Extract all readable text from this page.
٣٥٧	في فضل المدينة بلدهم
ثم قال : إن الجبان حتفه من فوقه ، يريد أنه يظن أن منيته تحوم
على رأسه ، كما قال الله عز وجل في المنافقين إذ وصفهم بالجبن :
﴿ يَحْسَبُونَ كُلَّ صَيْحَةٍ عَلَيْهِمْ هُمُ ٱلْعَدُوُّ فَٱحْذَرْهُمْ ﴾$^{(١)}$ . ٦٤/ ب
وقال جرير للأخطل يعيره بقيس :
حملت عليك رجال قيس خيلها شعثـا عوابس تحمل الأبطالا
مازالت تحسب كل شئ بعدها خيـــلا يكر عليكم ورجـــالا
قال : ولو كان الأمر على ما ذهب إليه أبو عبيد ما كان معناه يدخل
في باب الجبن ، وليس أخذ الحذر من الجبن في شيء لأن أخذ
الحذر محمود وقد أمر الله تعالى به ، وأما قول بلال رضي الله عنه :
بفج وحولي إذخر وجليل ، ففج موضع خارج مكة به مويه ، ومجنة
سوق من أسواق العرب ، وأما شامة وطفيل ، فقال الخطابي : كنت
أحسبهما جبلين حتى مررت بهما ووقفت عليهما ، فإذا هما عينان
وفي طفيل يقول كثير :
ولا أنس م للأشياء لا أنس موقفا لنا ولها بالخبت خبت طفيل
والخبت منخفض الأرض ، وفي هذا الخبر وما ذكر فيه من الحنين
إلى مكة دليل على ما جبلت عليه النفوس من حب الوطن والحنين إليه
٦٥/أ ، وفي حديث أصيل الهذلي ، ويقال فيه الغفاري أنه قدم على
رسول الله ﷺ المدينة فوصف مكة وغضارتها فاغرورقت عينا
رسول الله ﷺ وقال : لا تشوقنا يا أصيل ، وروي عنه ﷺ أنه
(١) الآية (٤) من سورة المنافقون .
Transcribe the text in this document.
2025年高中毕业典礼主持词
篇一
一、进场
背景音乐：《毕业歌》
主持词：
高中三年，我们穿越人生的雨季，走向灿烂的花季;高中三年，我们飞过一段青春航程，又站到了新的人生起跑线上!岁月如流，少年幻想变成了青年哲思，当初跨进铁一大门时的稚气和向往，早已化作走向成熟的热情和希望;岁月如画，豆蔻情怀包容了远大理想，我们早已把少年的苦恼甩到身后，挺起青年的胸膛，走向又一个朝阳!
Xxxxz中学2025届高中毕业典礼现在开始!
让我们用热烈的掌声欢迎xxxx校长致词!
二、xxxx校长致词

──────

Lines in the records that hold the word "text" are to be counted; give only the total.

» **Exercise response**: 2